• [EXCERPT PROVIDED]:
The risk of birth defects was not significantly associated with maternal age or ethnic origin. There were no differences either with smoking or using illicit drugs during pregnancy. When we analyzed immunological and virological factors no differences were found in BD prevalences associated with maternal CD4 lymphocytes count in first trimester or maternal viral load in third trimester (Table 3).
Table 3.
Total | Congenital abnormality | P | |||
---|---|---|---|---|---|
N | % | N | % | ||
Maternal age at enrolment (n = 825) | |||||
<20 years | 14 | 1.7 | 2 | 14.3 | 0.43 |
20-35 years | 577 | 69.9 | 38 | 6.6 | |
≥35 years | 234 | 28.4 | 19 | 8.1 | |
Maternal ethnic origin (n = 897) | |||||
Caucasian | 628 | 69.9 | 46 | 7.3 | 0.94 |
Latino American | 96 | 10.7 | 6 | 6.3 | |
Sub Saharan | 155 | 17.3 | 9 | 5.8 | |
Other | 18 | 2.1 | 1 | 5.5 | |
Smoking during pregnancy (n = 680) | 0.45 | ||||
Yes | 270 | 39.7 | 17 | 6.2 | |
No | 410 | 60.3 | 33 | 8.0 | |
Alcohol during pregnancy (n = 696) | 0.73 | ||||
Yes | 34 | 4.9 | 3 | 8.8 | |
No | 662 | 95.1 | 49 | 7.4 | |
Drugs (cocaine, heroin, methadone) (n = 750) | 0.78 | ||||
Yes | 74 | 9.9 | 6 | 8.1 | |
No | 676 | 90.1 | 49 | 7.2 | |
Maternal diabetes (n = 876) | |||||
Yes | 51 | 5.8 | 6 | 11.8 | 0.16 |
No | 825 | 94.2 | 56 | 6.8 | |
Maternal CD4 lymphocytes in 1st trimester (n = 554) | |||||
<200 cells/μl | 66 | 11.9 | 6 | 9.1 | 0.29 |
200-500 cells/μl | 238 | 43.0 | 14 | 5.9 | |
>500 cells/μl | 250 | 45.1 | 24 | 9.6 | |
Maternal viral load in 3rd trimester (n = 642) | |||||
>50 copies/ml | 173 | 26.9 | 16 | 9.2 | 0.92 |
<50 copies/ml | 469 | 73.1 | 28 | 6.0 | |
Treatment in first trimester (n = 897) | 1.00 | ||||
Yes | 329 | 36.7 | 23 | 7.0 | |
No | 568 | 63.3 | 39 | 6.8 | |
Mother’s treatment group (n = 818) | 0.24 | ||||
Untreated | 78 | 9.5 | 6 | 7.7 | |
Monotherapy | 10 | 1.2 | 1 | 10.0 | |
Dual therapy | 21 | 2.6 | 4 | 19.0 | |
HAART including PI | 476 | 58.2 | 31 | 6.5 | |
HAART not including PI | 233 | 28.5 | 14 | 6.0 | |
Gestational age (weeks) (n = 850) | 0.07 | ||||
>37 | 656 | 77.2 | 40 | 6.1 | |
<37 | 194 | 22.8 | 19 | 9.8 | |
Newborn sex (n = 890) | 0.75 | ||||
Male | 471 | 52.9 | 34 | 7.2 | |
Female | 419 | 47.1 | 28 | 6.7 | |
Birth weight (n = 863) | 0.003 | ||||
>2,500 g | 642 | 74.4 | 35 | 5.4 | |
<2,500 g | 221 | 25.6 | 25 | 11.3 |
HAART, highly active antiretroviral treatment; PI, protease inhibitor.

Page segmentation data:

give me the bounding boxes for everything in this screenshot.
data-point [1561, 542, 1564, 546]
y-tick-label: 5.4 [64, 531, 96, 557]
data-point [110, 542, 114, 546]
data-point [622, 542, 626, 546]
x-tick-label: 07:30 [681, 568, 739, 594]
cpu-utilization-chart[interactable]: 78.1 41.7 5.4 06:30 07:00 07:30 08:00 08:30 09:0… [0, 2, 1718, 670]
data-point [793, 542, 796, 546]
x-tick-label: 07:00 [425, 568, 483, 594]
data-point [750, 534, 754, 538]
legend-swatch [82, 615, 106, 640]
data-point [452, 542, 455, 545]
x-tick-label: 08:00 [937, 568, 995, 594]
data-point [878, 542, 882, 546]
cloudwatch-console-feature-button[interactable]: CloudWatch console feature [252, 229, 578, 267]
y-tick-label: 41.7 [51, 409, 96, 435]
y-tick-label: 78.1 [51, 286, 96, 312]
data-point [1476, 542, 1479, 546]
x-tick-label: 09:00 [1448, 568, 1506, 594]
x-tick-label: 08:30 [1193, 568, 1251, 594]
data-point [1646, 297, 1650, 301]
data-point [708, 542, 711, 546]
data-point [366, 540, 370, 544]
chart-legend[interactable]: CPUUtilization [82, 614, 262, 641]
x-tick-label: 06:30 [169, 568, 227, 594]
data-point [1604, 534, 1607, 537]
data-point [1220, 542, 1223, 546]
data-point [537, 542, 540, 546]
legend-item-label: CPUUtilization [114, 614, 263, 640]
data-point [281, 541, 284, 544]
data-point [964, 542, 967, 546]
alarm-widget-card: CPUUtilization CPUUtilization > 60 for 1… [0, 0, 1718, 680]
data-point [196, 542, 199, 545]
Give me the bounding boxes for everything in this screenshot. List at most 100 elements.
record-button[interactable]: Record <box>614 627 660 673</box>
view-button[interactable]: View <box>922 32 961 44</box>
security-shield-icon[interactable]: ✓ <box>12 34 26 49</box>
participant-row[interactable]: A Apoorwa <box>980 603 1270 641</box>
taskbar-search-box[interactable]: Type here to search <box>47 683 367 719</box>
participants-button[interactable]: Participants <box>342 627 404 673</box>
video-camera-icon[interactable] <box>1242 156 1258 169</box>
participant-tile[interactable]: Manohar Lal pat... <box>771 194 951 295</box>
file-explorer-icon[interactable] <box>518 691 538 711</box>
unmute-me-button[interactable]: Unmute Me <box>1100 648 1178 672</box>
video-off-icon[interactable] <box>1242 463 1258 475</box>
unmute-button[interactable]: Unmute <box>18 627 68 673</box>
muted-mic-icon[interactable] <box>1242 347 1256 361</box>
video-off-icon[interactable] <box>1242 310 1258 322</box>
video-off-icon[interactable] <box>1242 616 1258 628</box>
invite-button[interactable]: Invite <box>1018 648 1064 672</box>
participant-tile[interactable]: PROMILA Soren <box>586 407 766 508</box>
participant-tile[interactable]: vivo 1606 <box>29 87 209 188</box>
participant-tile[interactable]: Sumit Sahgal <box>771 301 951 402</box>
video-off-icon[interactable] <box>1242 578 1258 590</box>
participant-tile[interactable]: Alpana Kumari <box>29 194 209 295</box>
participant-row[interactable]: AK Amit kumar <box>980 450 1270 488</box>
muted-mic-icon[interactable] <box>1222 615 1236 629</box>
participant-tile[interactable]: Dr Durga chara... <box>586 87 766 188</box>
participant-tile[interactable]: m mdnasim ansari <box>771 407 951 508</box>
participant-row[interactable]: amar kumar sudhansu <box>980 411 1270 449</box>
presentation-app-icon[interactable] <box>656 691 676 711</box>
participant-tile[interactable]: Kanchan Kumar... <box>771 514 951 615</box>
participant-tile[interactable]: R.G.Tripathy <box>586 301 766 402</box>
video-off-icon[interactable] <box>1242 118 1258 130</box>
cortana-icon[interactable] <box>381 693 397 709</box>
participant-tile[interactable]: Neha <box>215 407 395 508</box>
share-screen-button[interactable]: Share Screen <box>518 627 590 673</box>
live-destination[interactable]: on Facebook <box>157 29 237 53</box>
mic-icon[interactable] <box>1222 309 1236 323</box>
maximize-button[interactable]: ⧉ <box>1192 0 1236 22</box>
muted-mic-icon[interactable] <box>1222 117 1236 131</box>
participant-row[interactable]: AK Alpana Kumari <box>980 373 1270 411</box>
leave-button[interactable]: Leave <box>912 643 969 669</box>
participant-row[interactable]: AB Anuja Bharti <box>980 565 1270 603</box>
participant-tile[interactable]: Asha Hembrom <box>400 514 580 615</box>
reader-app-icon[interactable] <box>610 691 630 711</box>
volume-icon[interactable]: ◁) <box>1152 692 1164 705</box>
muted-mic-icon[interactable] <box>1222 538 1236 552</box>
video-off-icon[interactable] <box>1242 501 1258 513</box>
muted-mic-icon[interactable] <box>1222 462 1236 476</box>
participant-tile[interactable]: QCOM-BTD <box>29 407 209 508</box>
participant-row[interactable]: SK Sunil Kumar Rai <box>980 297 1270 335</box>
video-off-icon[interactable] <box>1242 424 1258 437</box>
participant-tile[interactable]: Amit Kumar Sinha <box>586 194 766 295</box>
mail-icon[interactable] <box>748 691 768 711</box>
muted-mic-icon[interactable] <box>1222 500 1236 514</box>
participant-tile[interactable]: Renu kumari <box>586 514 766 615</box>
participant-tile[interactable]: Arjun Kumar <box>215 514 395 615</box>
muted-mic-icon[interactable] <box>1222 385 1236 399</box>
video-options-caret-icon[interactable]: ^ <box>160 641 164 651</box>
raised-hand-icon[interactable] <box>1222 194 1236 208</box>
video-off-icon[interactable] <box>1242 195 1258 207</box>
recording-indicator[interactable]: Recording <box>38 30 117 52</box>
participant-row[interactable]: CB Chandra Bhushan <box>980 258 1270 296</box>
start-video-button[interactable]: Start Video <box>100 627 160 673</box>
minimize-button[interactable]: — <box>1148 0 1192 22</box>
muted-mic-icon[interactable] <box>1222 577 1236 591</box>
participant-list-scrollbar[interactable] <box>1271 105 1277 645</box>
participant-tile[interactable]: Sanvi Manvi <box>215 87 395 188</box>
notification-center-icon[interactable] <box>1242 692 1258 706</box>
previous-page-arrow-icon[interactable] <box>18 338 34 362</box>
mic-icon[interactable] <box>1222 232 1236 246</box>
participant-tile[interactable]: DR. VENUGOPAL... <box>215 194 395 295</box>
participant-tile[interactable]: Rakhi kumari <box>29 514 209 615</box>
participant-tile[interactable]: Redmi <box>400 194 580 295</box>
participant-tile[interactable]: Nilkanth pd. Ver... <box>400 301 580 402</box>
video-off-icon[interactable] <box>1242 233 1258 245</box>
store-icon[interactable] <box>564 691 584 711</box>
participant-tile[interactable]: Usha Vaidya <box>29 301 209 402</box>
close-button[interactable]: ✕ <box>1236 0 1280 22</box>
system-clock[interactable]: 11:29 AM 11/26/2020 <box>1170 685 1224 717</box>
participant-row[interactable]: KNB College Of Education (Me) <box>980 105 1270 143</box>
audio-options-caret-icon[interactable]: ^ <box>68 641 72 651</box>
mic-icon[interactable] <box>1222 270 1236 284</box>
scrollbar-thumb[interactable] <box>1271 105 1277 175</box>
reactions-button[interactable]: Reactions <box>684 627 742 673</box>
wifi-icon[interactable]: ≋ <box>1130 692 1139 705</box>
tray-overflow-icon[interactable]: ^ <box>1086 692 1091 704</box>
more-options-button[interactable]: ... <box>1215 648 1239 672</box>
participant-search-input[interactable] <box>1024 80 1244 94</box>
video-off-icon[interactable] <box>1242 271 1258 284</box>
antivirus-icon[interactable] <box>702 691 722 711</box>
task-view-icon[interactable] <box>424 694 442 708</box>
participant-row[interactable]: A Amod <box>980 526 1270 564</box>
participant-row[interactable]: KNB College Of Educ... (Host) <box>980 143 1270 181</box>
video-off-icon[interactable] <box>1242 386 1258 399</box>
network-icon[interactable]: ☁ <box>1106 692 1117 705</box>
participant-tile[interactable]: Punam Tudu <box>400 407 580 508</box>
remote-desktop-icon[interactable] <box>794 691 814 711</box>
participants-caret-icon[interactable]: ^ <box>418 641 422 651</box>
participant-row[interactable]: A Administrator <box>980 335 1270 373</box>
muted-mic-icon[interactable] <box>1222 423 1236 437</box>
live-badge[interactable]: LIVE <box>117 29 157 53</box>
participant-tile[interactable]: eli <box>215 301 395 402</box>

• [EXERCISE REQUIREMENTS]:
1. Rewrite the paragraph of the birth defects excerpt that begins "The risk of birth defects was not significantly associated" as a short list, keeping its main facts.
2. Decide whether each statement agrees with the birth defects excerpt, answering yes or no and quoting the words that settle it:
(a) Maternal age was significantly associated with the risk of birth defects.
(b) Smoking during pregnancy made no difference.
(c) The maternal viral load analyzed was the one measured in the third trimester.
3. Please resume the birth defects excerpt from where it stops.

• [PER-TASK ANSWERS]:
1.
- Maternal age and ethnic origin were not significantly associated with the risk of birth defects.
- Smoking or using illicit drugs during pregnancy made no difference.
- Birth defect prevalence showed no differences by maternal CD4 lymphocyte count in the first trimester.
- It also showed no differences by maternal viral load in the third trimester (Table 3).

2.
(a) No: "The risk of birth defects was not significantly associated with maternal age or ethnic origin."
(b) Yes: "There were no differences either with smoking or using illicit drugs during pregnancy."
(c) Yes: "maternal viral load in third trimester"

3.
Birth defects were associated with low birth weight in our cohort (11.3 vs 5.4%, p < 0.01) but although there was a slight difference, the association did not reach significance for preterm delivery (9.8 vs 6.1%, p = 0.07).
The type of treatment received by their mothers (none, monotherapy, dual therapy or HAART) was not associated with BD (Table 3).
In analysis there was no significant association with exposure to specific drugs. (Table 4). There were 42 infants exposed in utero to efavirenz; three of them, (7.1%) had birth defects. This percentage did not differ significantly from the prevalence of BD in infants without efavirenz exposure [7.1% (3/42) versus 7.0% (56/793); p = 1.00]. Only two children exposed to EFV in first trimester had BD (two hydronephrosis). No central nervous system anomalies were observed in infants exposed in utero to efavirenz. Two hundred eighty-seven children were exposed to ZDV in first trimester. Eighteen children exposed to ZDV in first trimester had BD (eight patients with birth defects in genital organs and urinary system and seven with birth defects in cardiovascular system). Two of the three cases of hypospadias were in infants exposed to zidovudine in utero. Fifty-nine children were exposed to ddI in first trimester and five of them were exposed to ddI in first trimester had BD (8.4%)
Table 4.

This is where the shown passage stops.